## GIVEN EXERCISE:
Gather the lines below that include the string "with", copying each in full.

Collected data:
%%
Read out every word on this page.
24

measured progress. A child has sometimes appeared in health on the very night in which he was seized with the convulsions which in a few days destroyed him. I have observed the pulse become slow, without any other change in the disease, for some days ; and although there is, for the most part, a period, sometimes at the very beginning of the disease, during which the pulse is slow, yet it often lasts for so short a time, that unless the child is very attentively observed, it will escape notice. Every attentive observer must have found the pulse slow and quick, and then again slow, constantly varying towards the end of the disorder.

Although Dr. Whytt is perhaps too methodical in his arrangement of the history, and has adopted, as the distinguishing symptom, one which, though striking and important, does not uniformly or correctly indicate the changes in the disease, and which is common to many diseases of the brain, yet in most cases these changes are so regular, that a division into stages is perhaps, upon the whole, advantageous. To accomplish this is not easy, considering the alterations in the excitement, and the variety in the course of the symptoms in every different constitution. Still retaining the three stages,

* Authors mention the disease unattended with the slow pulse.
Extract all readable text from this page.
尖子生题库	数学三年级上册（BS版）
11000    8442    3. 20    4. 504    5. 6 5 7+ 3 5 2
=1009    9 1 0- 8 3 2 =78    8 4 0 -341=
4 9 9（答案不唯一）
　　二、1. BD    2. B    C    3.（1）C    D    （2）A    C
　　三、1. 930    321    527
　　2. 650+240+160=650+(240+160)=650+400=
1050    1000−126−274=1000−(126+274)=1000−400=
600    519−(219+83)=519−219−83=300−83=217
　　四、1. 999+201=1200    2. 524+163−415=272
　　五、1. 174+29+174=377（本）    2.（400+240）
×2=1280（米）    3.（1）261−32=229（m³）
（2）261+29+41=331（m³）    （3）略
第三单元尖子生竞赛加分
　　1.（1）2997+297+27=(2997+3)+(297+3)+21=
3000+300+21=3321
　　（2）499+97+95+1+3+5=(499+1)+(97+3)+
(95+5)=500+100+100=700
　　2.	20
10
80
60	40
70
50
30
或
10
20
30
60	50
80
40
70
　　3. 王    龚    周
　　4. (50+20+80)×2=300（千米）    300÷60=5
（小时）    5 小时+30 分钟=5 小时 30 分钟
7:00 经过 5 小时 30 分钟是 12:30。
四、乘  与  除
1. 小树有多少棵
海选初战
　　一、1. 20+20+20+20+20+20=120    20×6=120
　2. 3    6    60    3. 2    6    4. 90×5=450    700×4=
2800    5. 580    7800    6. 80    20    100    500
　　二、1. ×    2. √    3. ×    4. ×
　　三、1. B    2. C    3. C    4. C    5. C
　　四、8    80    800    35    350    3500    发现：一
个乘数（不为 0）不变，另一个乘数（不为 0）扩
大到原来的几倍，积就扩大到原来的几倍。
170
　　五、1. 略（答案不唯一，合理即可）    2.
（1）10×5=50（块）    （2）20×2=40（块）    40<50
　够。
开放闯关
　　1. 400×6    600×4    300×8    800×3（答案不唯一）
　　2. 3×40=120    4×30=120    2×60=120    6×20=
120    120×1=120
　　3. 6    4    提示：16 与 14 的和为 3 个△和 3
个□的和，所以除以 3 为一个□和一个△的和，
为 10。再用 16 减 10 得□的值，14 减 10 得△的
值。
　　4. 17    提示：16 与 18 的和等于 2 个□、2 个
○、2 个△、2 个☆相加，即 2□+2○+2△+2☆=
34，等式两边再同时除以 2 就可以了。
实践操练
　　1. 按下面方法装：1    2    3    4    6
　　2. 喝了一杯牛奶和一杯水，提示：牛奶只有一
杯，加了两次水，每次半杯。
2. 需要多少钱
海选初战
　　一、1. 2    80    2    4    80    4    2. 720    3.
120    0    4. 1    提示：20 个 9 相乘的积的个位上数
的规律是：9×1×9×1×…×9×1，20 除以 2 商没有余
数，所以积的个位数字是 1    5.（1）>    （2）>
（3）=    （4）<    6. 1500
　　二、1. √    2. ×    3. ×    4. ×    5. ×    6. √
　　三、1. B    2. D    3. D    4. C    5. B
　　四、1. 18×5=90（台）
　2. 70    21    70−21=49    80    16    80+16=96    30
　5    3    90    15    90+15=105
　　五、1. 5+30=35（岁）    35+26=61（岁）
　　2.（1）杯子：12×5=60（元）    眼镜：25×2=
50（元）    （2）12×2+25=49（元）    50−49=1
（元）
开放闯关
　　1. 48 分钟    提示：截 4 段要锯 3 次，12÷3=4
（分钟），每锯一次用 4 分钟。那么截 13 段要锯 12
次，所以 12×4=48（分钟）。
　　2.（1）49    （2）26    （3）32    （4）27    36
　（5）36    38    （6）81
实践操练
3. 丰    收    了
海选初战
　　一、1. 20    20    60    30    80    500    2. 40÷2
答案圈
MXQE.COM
%%
## RESPONSE:
measured progress. A child has sometimes appeared in health on the very night in which he was seized with the convulsions which in a few days destroyed him. I have observed the pulse become slow, without any other change in the disease, for some days ; and although there is, for the most part, a period, sometimes at the very beginning of the disease, during which the pulse is slow, yet it often lasts for so short a time, that unless the child is very attentively observed, it will escape notice. Every attentive observer must have found the pulse slow and quick, and then again slow, constantly varying towards the end of the disorder.
* Authors mention the disease unattended with the slow pulse.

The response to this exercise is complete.